TASK TO CARRY OUT:
Omit every picture and return the rest of the data unaltered.
━━━ DATA TO PROCESS
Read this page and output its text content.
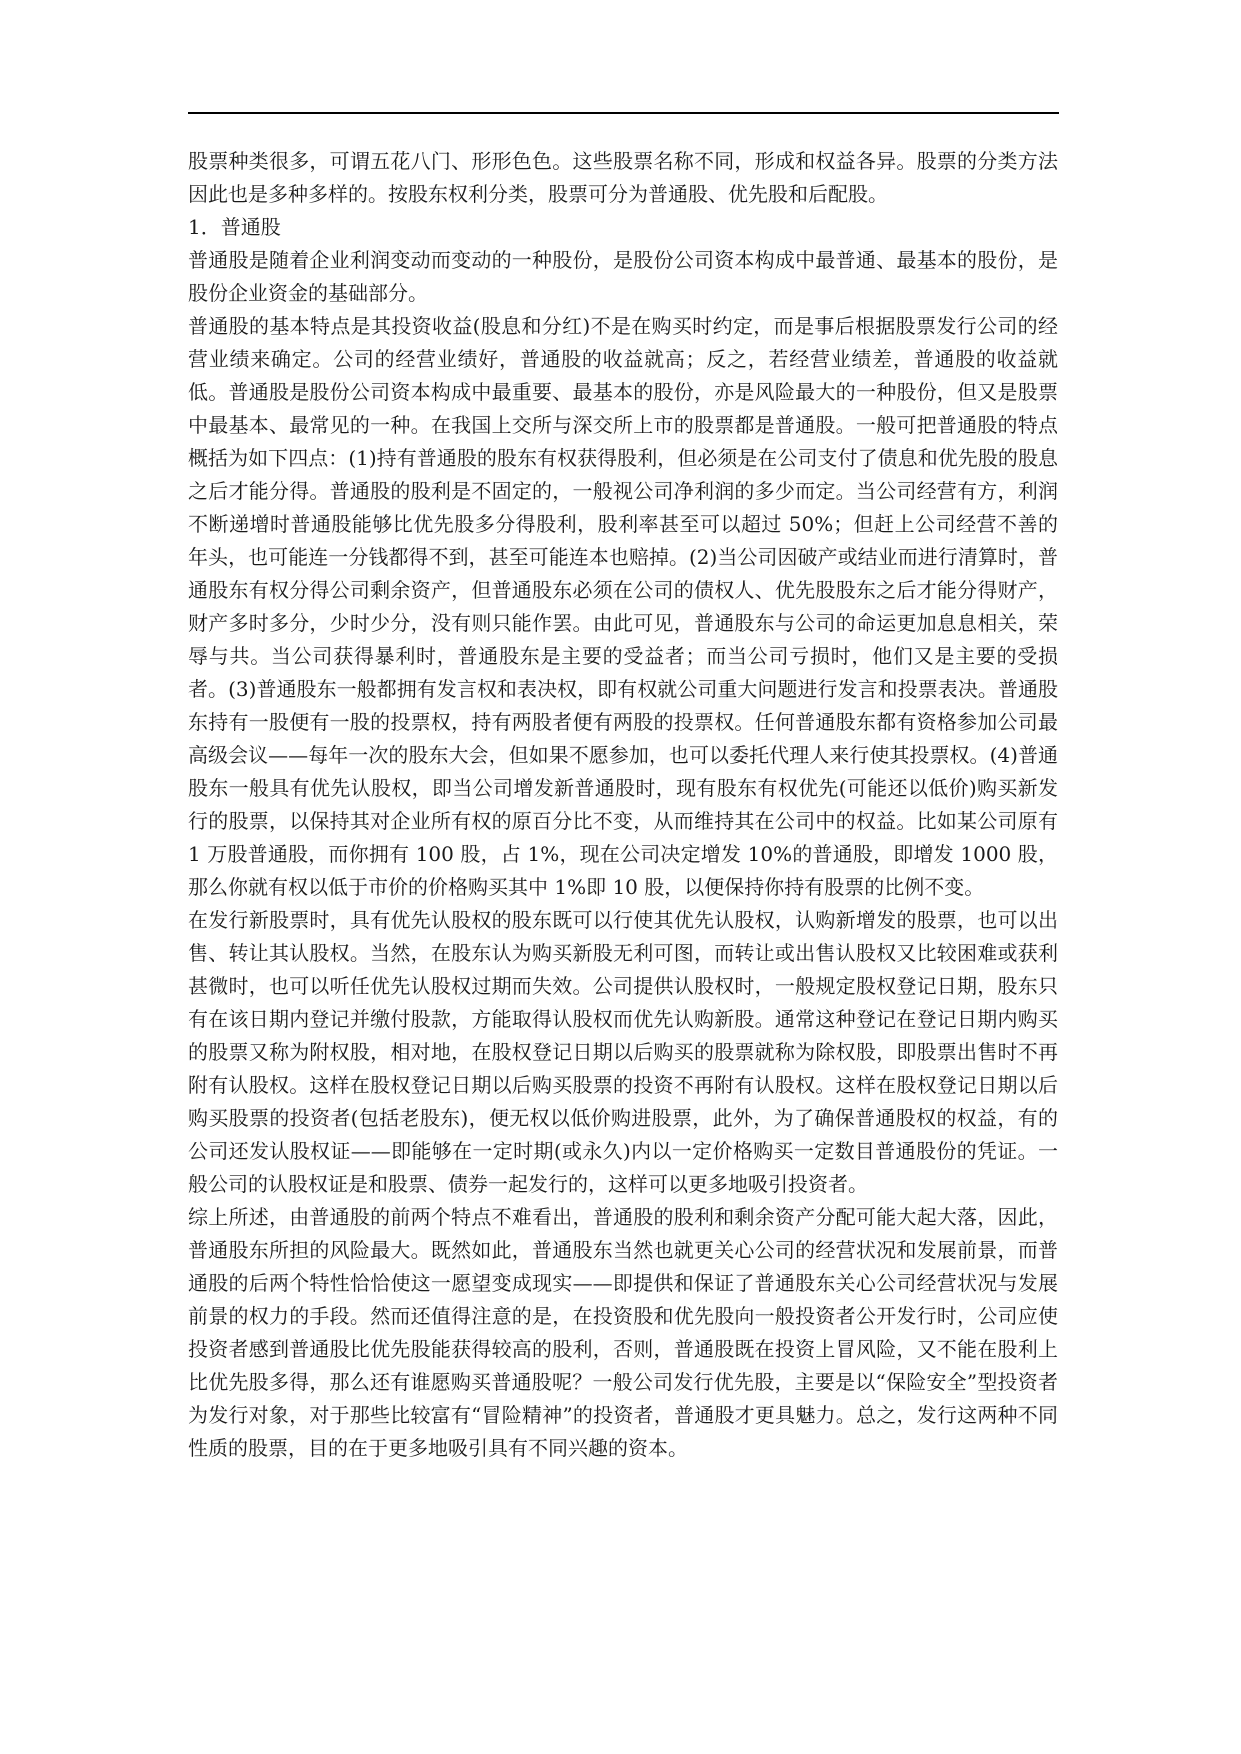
股票种类很多，可谓五花八门、形形色色。这些股票名称不同，形成和权益各异。股票的分类方法因此也是多种多样的。按股东权利分类，股票可分为普通股、优先股和后配股。

1．普通股

普通股是随着企业利润变动而变动的一种股份，是股份公司资本构成中最普通、最基本的股份，是股份企业资金的基础部分。

普通股的基本特点是其投资收益(股息和分红)不是在购买时约定，而是事后根据股票发行公司的经营业绩来确定。公司的经营业绩好，普通股的收益就高；反之，若经营业绩差，普通股的收益就低。普通股是股份公司资本构成中最重要、最基本的股份，亦是风险最大的一种股份，但又是股票中最基本、最常见的一种。在我国上交所与深交所上市的股票都是普通股。一般可把普通股的特点概括为如下四点：(1)持有普通股的股东有权获得股利，但必须是在公司支付了债息和优先股的股息之后才能分得。普通股的股利是不固定的，一般视公司净利润的多少而定。当公司经营有方，利润不断递增时普通股能够比优先股多分得股利，股利率甚至可以超过 50%；但赶上公司经营不善的年头，也可能连一分钱都得不到，甚至可能连本也赔掉。(2)当公司因破产或结业而进行清算时，普通股东有权分得公司剩余资产，但普通股东必须在公司的债权人、优先股股东之后才能分得财产，财产多时多分，少时少分，没有则只能作罢。由此可见，普通股东与公司的命运更加息息相关，荣辱与共。当公司获得暴利时，普通股东是主要的受益者；而当公司亏损时，他们又是主要的受损者。(3)普通股东一般都拥有发言权和表决权，即有权就公司重大问题进行发言和投票表决。普通股东持有一股便有一股的投票权，持有两股者便有两股的投票权。任何普通股东都有资格参加公司最高级会议——每年一次的股东大会，但如果不愿参加，也可以委托代理人来行使其投票权。(4)普通股东一般具有优先认股权，即当公司增发新普通股时，现有股东有权优先(可能还以低价)购买新发行的股票，以保持其对企业所有权的原百分比不变，从而维持其在公司中的权益。比如某公司原有 1 万股普通股，而你拥有 100 股，占 1%，现在公司决定增发 10%的普通股，即增发 1000 股，那么你就有权以低于市价的价格购买其中 1%即 10 股，以便保持你持有股票的比例不变。

在发行新股票时，具有优先认股权的股东既可以行使其优先认股权，认购新增发的股票，也可以出售、转让其认股权。当然，在股东认为购买新股无利可图，而转让或出售认股权又比较困难或获利甚微时，也可以听任优先认股权过期而失效。公司提供认股权时，一般规定股权登记日期，股东只有在该日期内登记并缴付股款，方能取得认股权而优先认购新股。通常这种登记在登记日期内购买的股票又称为附权股，相对地，在股权登记日期以后购买的股票就称为除权股，即股票出售时不再附有认股权。这样在股权登记日期以后购买股票的投资不再附有认股权。这样在股权登记日期以后购买股票的投资者(包括老股东)，便无权以低价购进股票，此外，为了确保普通股权的权益，有的公司还发认股权证——即能够在一定时期(或永久)内以一定价格购买一定数目普通股份的凭证。一般公司的认股权证是和股票、债券一起发行的，这样可以更多地吸引投资者。

综上所述，由普通股的前两个特点不难看出，普通股的股利和剩余资产分配可能大起大落，因此，普通股东所担的风险最大。既然如此，普通股东当然也就更关心公司的经营状况和发展前景，而普通股的后两个特性恰恰使这一愿望变成现实——即提供和保证了普通股东关心公司经营状况与发展前景的权力的手段。然而还值得注意的是，在投资股和优先股向一般投资者公开发行时，公司应使投资者感到普通股比优先股能获得较高的股利，否则，普通股既在投资上冒风险，又不能在股利上比优先股多得，那么还有谁愿购买普通股呢？一般公司发行优先股，主要是以“保险安全”型投资者为发行对象，对于那些比较富有“冒险精神”的投资者，普通股才更具魅力。总之，发行这两种不同性质的股票，目的在于更多地吸引具有不同兴趣的资本。
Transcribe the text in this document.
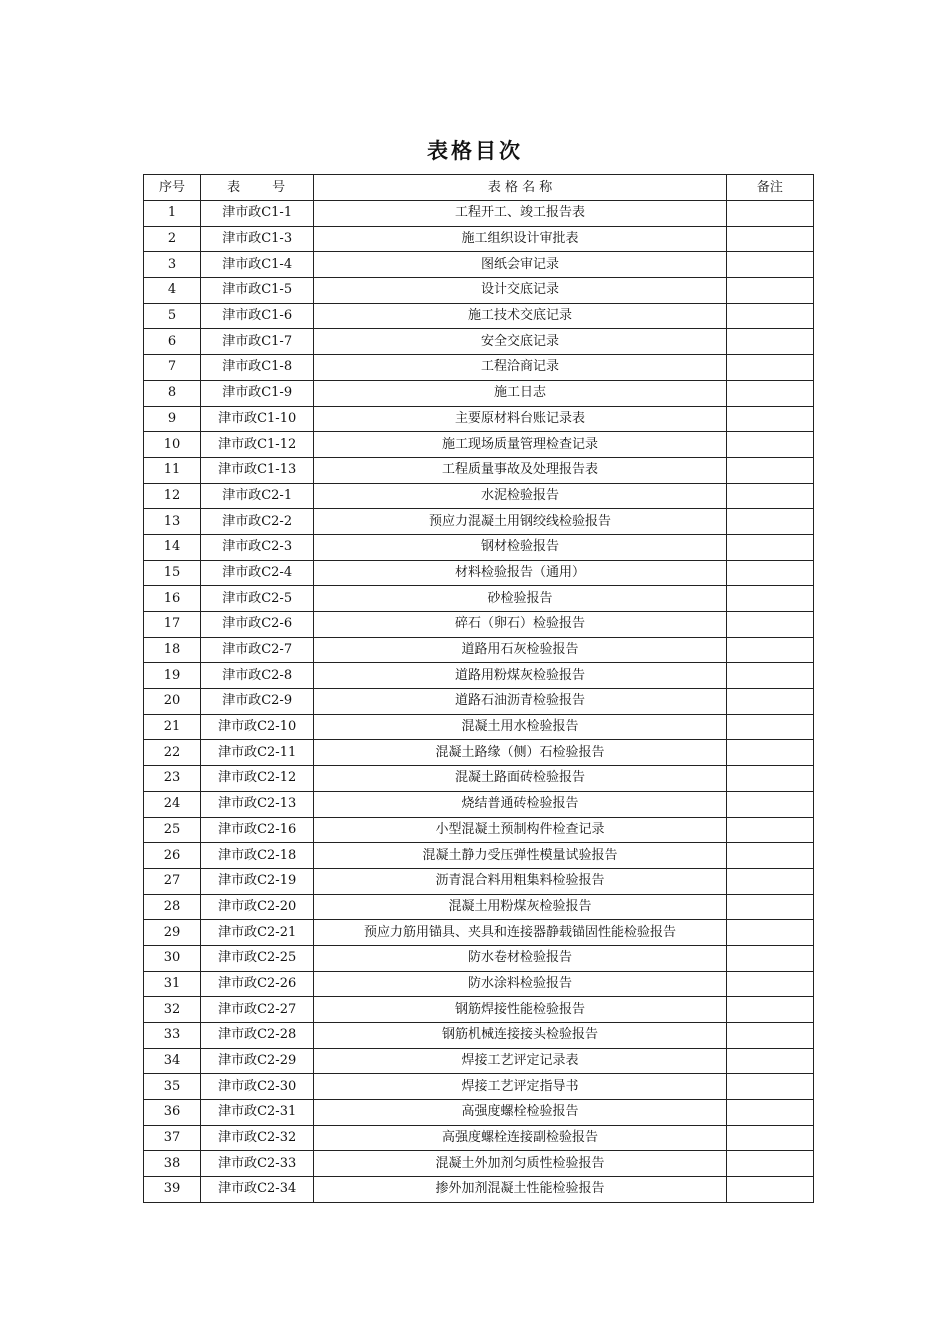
表格目次
序号	表　　号	表 格 名 称	备注
1	津市政C1-1	工程开工、竣工报告表	
2	津市政C1-3	施工组织设计审批表	
3	津市政C1-4	图纸会审记录	
4	津市政C1-5	设计交底记录	
5	津市政C1-6	施工技术交底记录	
6	津市政C1-7	安全交底记录	
7	津市政C1-8	工程洽商记录	
8	津市政C1-9	施工日志	
9	津市政C1-10	主要原材料台账记录表	
10	津市政C1-12	施工现场质量管理检查记录	
11	津市政C1-13	工程质量事故及处理报告表	
12	津市政C2-1	水泥检验报告	
13	津市政C2-2	预应力混凝土用钢绞线检验报告	
14	津市政C2-3	钢材检验报告	
15	津市政C2-4	材料检验报告（通用）	
16	津市政C2-5	砂检验报告	
17	津市政C2-6	碎石（卵石）检验报告	
18	津市政C2-7	道路用石灰检验报告	
19	津市政C2-8	道路用粉煤灰检验报告	
20	津市政C2-9	道路石油沥青检验报告	
21	津市政C2-10	混凝土用水检验报告	
22	津市政C2-11	混凝土路缘（侧）石检验报告	
23	津市政C2-12	混凝土路面砖检验报告	
24	津市政C2-13	烧结普通砖检验报告	
25	津市政C2-16	小型混凝土预制构件检查记录	
26	津市政C2-18	混凝土静力受压弹性模量试验报告	
27	津市政C2-19	沥青混合料用粗集料检验报告	
28	津市政C2-20	混凝土用粉煤灰检验报告	
29	津市政C2-21	预应力筋用锚具、夹具和连接器静载锚固性能检验报告	
30	津市政C2-25	防水卷材检验报告	
31	津市政C2-26	防水涂料检验报告	
32	津市政C2-27	钢筋焊接性能检验报告	
33	津市政C2-28	钢筋机械连接接头检验报告	
34	津市政C2-29	焊接工艺评定记录表	
35	津市政C2-30	焊接工艺评定指导书	
36	津市政C2-31	高强度螺栓检验报告	
37	津市政C2-32	高强度螺栓连接副检验报告	
38	津市政C2-33	混凝土外加剂匀质性检验报告	
39	津市政C2-34	掺外加剂混凝土性能检验报告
━━━━━━
CORRECT RESULT:
Read this page and output its text content.
股票种类很多，可谓五花八门、形形色色。这些股票名称不同，形成和权益各异。股票的分类方法因此也是多种多样的。按股东权利分类，股票可分为普通股、优先股和后配股。

1．普通股

普通股是随着企业利润变动而变动的一种股份，是股份公司资本构成中最普通、最基本的股份，是股份企业资金的基础部分。

普通股的基本特点是其投资收益(股息和分红)不是在购买时约定，而是事后根据股票发行公司的经营业绩来确定。公司的经营业绩好，普通股的收益就高；反之，若经营业绩差，普通股的收益就低。普通股是股份公司资本构成中最重要、最基本的股份，亦是风险最大的一种股份，但又是股票中最基本、最常见的一种。在我国上交所与深交所上市的股票都是普通股。一般可把普通股的特点概括为如下四点：(1)持有普通股的股东有权获得股利，但必须是在公司支付了债息和优先股的股息之后才能分得。普通股的股利是不固定的，一般视公司净利润的多少而定。当公司经营有方，利润不断递增时普通股能够比优先股多分得股利，股利率甚至可以超过 50%；但赶上公司经营不善的年头，也可能连一分钱都得不到，甚至可能连本也赔掉。(2)当公司因破产或结业而进行清算时，普通股东有权分得公司剩余资产，但普通股东必须在公司的债权人、优先股股东之后才能分得财产，财产多时多分，少时少分，没有则只能作罢。由此可见，普通股东与公司的命运更加息息相关，荣辱与共。当公司获得暴利时，普通股东是主要的受益者；而当公司亏损时，他们又是主要的受损者。(3)普通股东一般都拥有发言权和表决权，即有权就公司重大问题进行发言和投票表决。普通股东持有一股便有一股的投票权，持有两股者便有两股的投票权。任何普通股东都有资格参加公司最高级会议——每年一次的股东大会，但如果不愿参加，也可以委托代理人来行使其投票权。(4)普通股东一般具有优先认股权，即当公司增发新普通股时，现有股东有权优先(可能还以低价)购买新发行的股票，以保持其对企业所有权的原百分比不变，从而维持其在公司中的权益。比如某公司原有 1 万股普通股，而你拥有 100 股，占 1%，现在公司决定增发 10%的普通股，即增发 1000 股，那么你就有权以低于市价的价格购买其中 1%即 10 股，以便保持你持有股票的比例不变。

在发行新股票时，具有优先认股权的股东既可以行使其优先认股权，认购新增发的股票，也可以出售、转让其认股权。当然，在股东认为购买新股无利可图，而转让或出售认股权又比较困难或获利甚微时，也可以听任优先认股权过期而失效。公司提供认股权时，一般规定股权登记日期，股东只有在该日期内登记并缴付股款，方能取得认股权而优先认购新股。通常这种登记在登记日期内购买的股票又称为附权股，相对地，在股权登记日期以后购买的股票就称为除权股，即股票出售时不再附有认股权。这样在股权登记日期以后购买股票的投资不再附有认股权。这样在股权登记日期以后购买股票的投资者(包括老股东)，便无权以低价购进股票，此外，为了确保普通股权的权益，有的公司还发认股权证——即能够在一定时期(或永久)内以一定价格购买一定数目普通股份的凭证。一般公司的认股权证是和股票、债券一起发行的，这样可以更多地吸引投资者。

综上所述，由普通股的前两个特点不难看出，普通股的股利和剩余资产分配可能大起大落，因此，普通股东所担的风险最大。既然如此，普通股东当然也就更关心公司的经营状况和发展前景，而普通股的后两个特性恰恰使这一愿望变成现实——即提供和保证了普通股东关心公司经营状况与发展前景的权力的手段。然而还值得注意的是，在投资股和优先股向一般投资者公开发行时，公司应使投资者感到普通股比优先股能获得较高的股利，否则，普通股既在投资上冒风险，又不能在股利上比优先股多得，那么还有谁愿购买普通股呢？一般公司发行优先股，主要是以“保险安全”型投资者为发行对象，对于那些比较富有“冒险精神”的投资者，普通股才更具魅力。总之，发行这两种不同性质的股票，目的在于更多地吸引具有不同兴趣的资本。
Transcribe the text in this document.
表格目次
序号	表　　号	表 格 名 称	备注
1	津市政C1-1	工程开工、竣工报告表	
2	津市政C1-3	施工组织设计审批表	
3	津市政C1-4	图纸会审记录	
4	津市政C1-5	设计交底记录	
5	津市政C1-6	施工技术交底记录	
6	津市政C1-7	安全交底记录	
7	津市政C1-8	工程洽商记录	
8	津市政C1-9	施工日志	
9	津市政C1-10	主要原材料台账记录表	
10	津市政C1-12	施工现场质量管理检查记录	
11	津市政C1-13	工程质量事故及处理报告表	
12	津市政C2-1	水泥检验报告	
13	津市政C2-2	预应力混凝土用钢绞线检验报告	
14	津市政C2-3	钢材检验报告	
15	津市政C2-4	材料检验报告（通用）	
16	津市政C2-5	砂检验报告	
17	津市政C2-6	碎石（卵石）检验报告	
18	津市政C2-7	道路用石灰检验报告	
19	津市政C2-8	道路用粉煤灰检验报告	
20	津市政C2-9	道路石油沥青检验报告	
21	津市政C2-10	混凝土用水检验报告	
22	津市政C2-11	混凝土路缘（侧）石检验报告	
23	津市政C2-12	混凝土路面砖检验报告	
24	津市政C2-13	烧结普通砖检验报告	
25	津市政C2-16	小型混凝土预制构件检查记录	
26	津市政C2-18	混凝土静力受压弹性模量试验报告	
27	津市政C2-19	沥青混合料用粗集料检验报告	
28	津市政C2-20	混凝土用粉煤灰检验报告	
29	津市政C2-21	预应力筋用锚具、夹具和连接器静载锚固性能检验报告	
30	津市政C2-25	防水卷材检验报告	
31	津市政C2-26	防水涂料检验报告	
32	津市政C2-27	钢筋焊接性能检验报告	
33	津市政C2-28	钢筋机械连接接头检验报告	
34	津市政C2-29	焊接工艺评定记录表	
35	津市政C2-30	焊接工艺评定指导书	
36	津市政C2-31	高强度螺栓检验报告	
37	津市政C2-32	高强度螺栓连接副检验报告	
38	津市政C2-33	混凝土外加剂匀质性检验报告	
39	津市政C2-34	掺外加剂混凝土性能检验报告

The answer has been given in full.